_What you need to do_
Please reproduce, without any change, the part of the entries below that opens with the line containing "- ytick-label-b: 90: [176, 1383, 212, 1423]" and closes with the line containing "- legend-swatch-a-resistant: [1284, 1173, 1352, 1205]". Include both of those lines.

(Annotated element listings)
========================

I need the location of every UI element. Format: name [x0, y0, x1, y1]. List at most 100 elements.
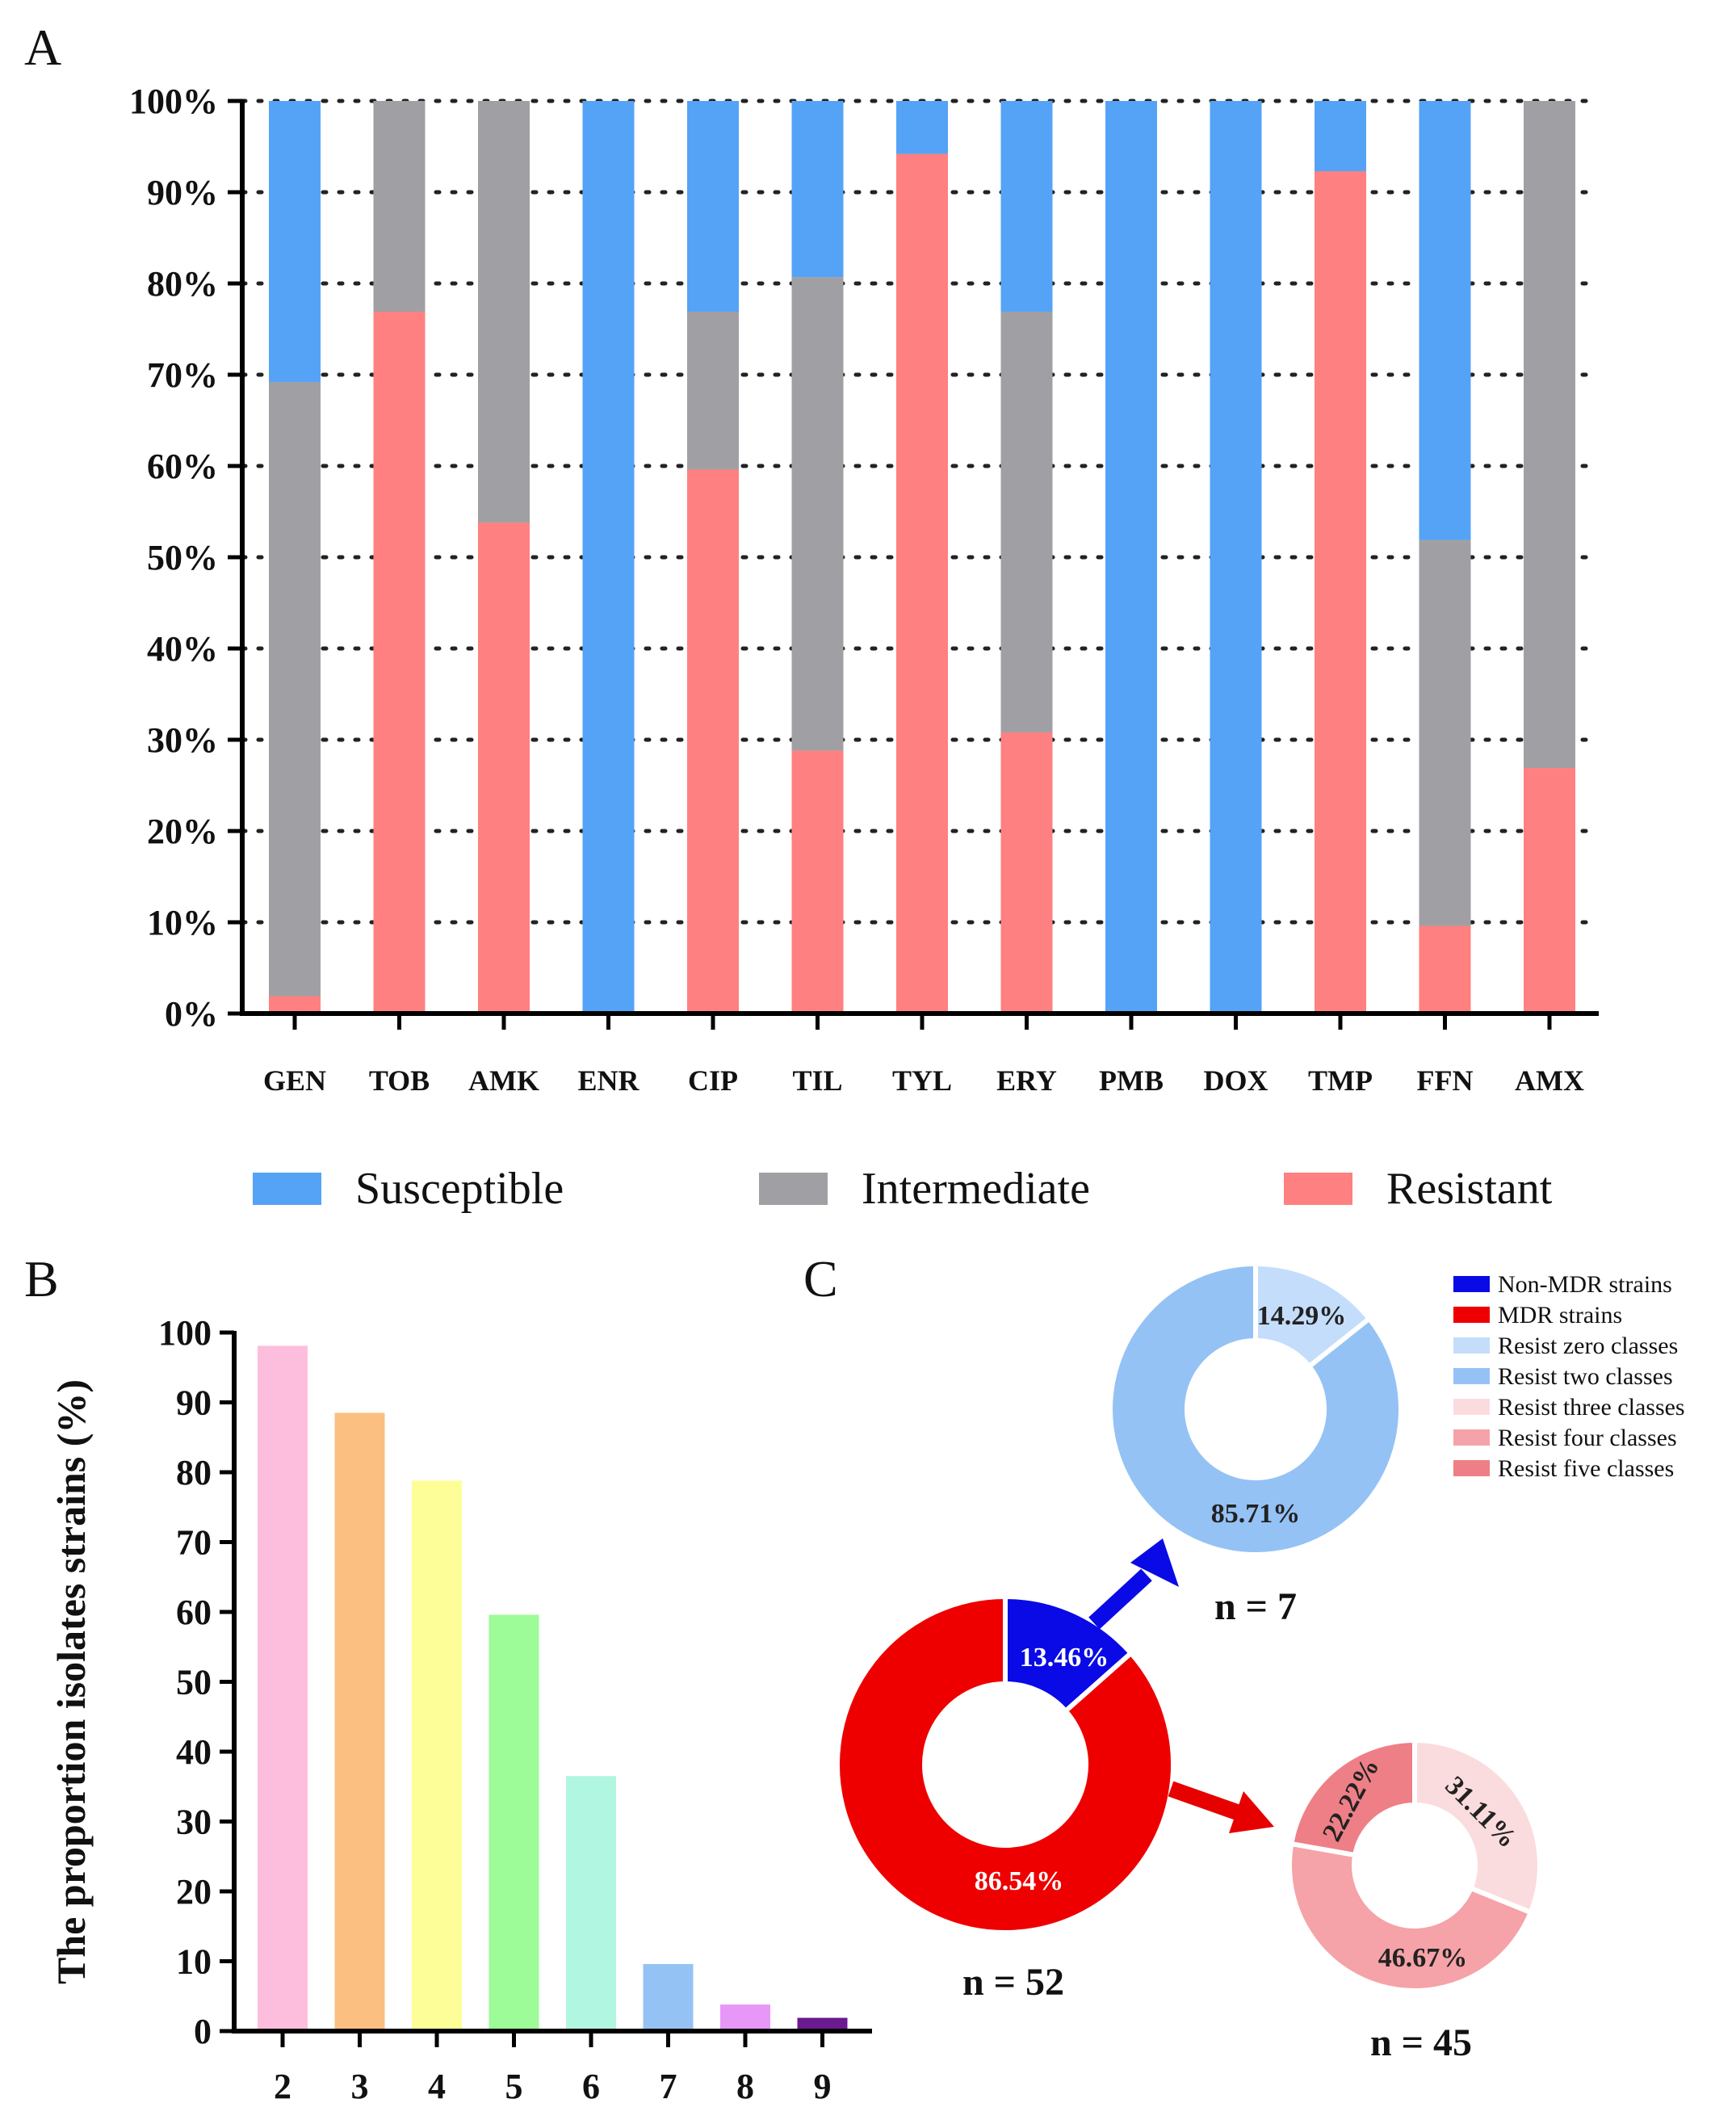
- ytick-label-b: 90: [176, 1383, 212, 1423]
- category-label-b: 6: [582, 2067, 600, 2106]
- n-label-non-mdr: n = 7: [1214, 1585, 1297, 1628]
- category-label-a: PMB: [1099, 1064, 1164, 1097]
- bar-b: [258, 1345, 308, 2031]
- legend-swatch-a-resistant: [1284, 1173, 1352, 1205]
- category-label-a: TYL: [892, 1064, 952, 1097]
- ytick-label-a: 60%: [147, 447, 218, 486]
- ytick-label-b: 50: [176, 1663, 212, 1702]
- panel-a-letter: A: [24, 19, 61, 76]
- category-label-a: ERY: [996, 1064, 1057, 1097]
- n-label-mdr: n = 45: [1370, 2021, 1472, 2064]
- donut-slice-mdr: [1412, 1737, 1542, 1916]
- ytick-label-b: 40: [176, 1732, 212, 1772]
- bar-a-resistant: [478, 523, 530, 1014]
- legend-swatch-c: [1453, 1276, 1490, 1292]
- bar-a-resistant: [373, 312, 426, 1014]
- bar-chart-b: 0 10 20 30 40 50 60 70 80 90 100 2 3 4 5 6 7 8 9 The propor…: [48, 1313, 872, 2106]
- ytick-label-b: 10: [176, 1942, 212, 1982]
- legend-label-c: Resist three classes: [1498, 1394, 1685, 1421]
- category-label-a: TIL: [792, 1064, 842, 1097]
- legend-label-c: Resist five classes: [1498, 1455, 1674, 1482]
- legend-swatch-c: [1453, 1337, 1490, 1354]
- bar-a-intermediate: [1524, 101, 1575, 769]
- bar-a-resistant: [1419, 925, 1471, 1014]
- ytick-label-a: 70%: [147, 355, 218, 395]
- bar-b: [720, 2004, 770, 2031]
- ytick-label-b: 30: [176, 1803, 212, 1842]
- ytick-label-a: 30%: [147, 720, 218, 760]
- bar-b: [566, 1776, 616, 2031]
- donut-label-main: 86.54%: [975, 1866, 1064, 1896]
- bar-a-intermediate: [791, 277, 844, 751]
- stacked-bar-chart-a: 0% 10% 20% 30% 40% 50% 60% 70% 80% 90% 100% GEN TOB A…: [129, 82, 1601, 1097]
- category-label-a: GEN: [263, 1064, 326, 1097]
- category-label-a: ENR: [577, 1064, 639, 1097]
- legend-a: Susceptible Intermediate Resistant: [253, 1164, 1553, 1214]
- arrow-blue-shaft: [1088, 1568, 1152, 1630]
- ytick-label-b: 80: [176, 1453, 212, 1492]
- panel-b-letter: B: [24, 1250, 59, 1307]
- ytick-label-a: 100%: [129, 82, 218, 121]
- bar-a-resistant: [896, 153, 948, 1014]
- donut-slice-mdr: [1288, 1737, 1417, 1858]
- category-label-a: TOB: [369, 1064, 430, 1097]
- donut-label-non-mdr: 85.71%: [1211, 1499, 1301, 1529]
- legend-swatch-c: [1453, 1307, 1490, 1323]
- ytick-label-b: 0: [194, 2012, 212, 2051]
- category-label-b: 8: [736, 2067, 754, 2106]
- legend-label-c: Resist two classes: [1498, 1363, 1673, 1390]
- bar-a-intermediate: [687, 312, 739, 470]
- ytick-label-b: 70: [176, 1523, 212, 1563]
- bar-b: [797, 2017, 848, 2031]
- legend-label-a-susceptible: Susceptible: [355, 1164, 564, 1214]
- bar-a-susceptible: [896, 101, 948, 154]
- category-label-a: FFN: [1417, 1064, 1474, 1097]
- bar-a-resistant: [791, 750, 844, 1014]
- legend-label-c: Resist four classes: [1498, 1425, 1677, 1451]
- bar-a-resistant: [1524, 768, 1575, 1014]
- donut-label-mdr: 46.67%: [1378, 1943, 1468, 1973]
- bar-a-susceptible: [1210, 101, 1262, 1014]
- bar-a-susceptible: [791, 101, 844, 278]
- ytick-label-a: 20%: [147, 812, 218, 851]
- bar-a-resistant: [687, 469, 739, 1014]
- ytick-label-b: 60: [176, 1593, 212, 1632]
- ytick-label-a: 90%: [147, 173, 218, 212]
- bar-a-intermediate: [373, 101, 426, 313]
- bar-b: [334, 1412, 385, 2031]
- donut-slice-main: [835, 1593, 1176, 1935]
- legend-c: Non-MDR strains MDR strains Resist zero cl…: [1453, 1271, 1685, 1482]
- ytick-label-b: 20: [176, 1872, 212, 1912]
- bar-b: [489, 1614, 539, 2031]
- category-label-a: AMK: [468, 1064, 539, 1097]
- ytick-label-b: 100: [158, 1313, 212, 1353]
- bar-a-susceptible: [1105, 101, 1157, 1014]
- legend-swatch-c: [1453, 1460, 1490, 1476]
- ytick-label-a: 80%: [147, 264, 218, 304]
- legend-swatch-c: [1453, 1399, 1490, 1415]
- bar-a-susceptible: [1000, 101, 1053, 313]
- category-label-a: CIP: [688, 1064, 738, 1097]
- arrow-red-shaft: [1168, 1781, 1243, 1821]
- category-label-a: TMP: [1308, 1064, 1373, 1097]
- y-axis-title-b: The proportion isolates strains (%): [48, 1379, 94, 1984]
- ytick-label-a: 0%: [165, 994, 218, 1034]
- legend-swatch-c: [1453, 1368, 1490, 1384]
- bar-a-intermediate: [478, 101, 530, 523]
- legend-label-c: Non-MDR strains: [1498, 1271, 1672, 1298]
- donut-slice-mdr: [1287, 1840, 1534, 1993]
- legend-label-c: MDR strains: [1498, 1302, 1622, 1328]
- category-label-b: 4: [428, 2067, 446, 2106]
- category-label-b: 5: [505, 2067, 523, 2106]
- legend-label-a-intermediate: Intermediate: [862, 1164, 1090, 1214]
- bar-a-intermediate: [1419, 539, 1471, 926]
- category-label-a: DOX: [1204, 1064, 1268, 1097]
- legend-label-a-resistant: Resistant: [1386, 1164, 1553, 1214]
- ytick-label-a: 40%: [147, 629, 218, 669]
- bar-a-resistant: [1000, 732, 1053, 1014]
- ytick-label-a: 50%: [147, 538, 218, 577]
- panel-c-letter: C: [803, 1250, 838, 1307]
- bar-b: [643, 1963, 694, 2031]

========================

_Complete response_
- ytick-label-b: 90: [176, 1383, 212, 1423]
- category-label-b: 6: [582, 2067, 600, 2106]
- n-label-non-mdr: n = 7: [1214, 1585, 1297, 1628]
- category-label-a: PMB: [1099, 1064, 1164, 1097]
- bar-b: [258, 1345, 308, 2031]
- legend-swatch-a-resistant: [1284, 1173, 1352, 1205]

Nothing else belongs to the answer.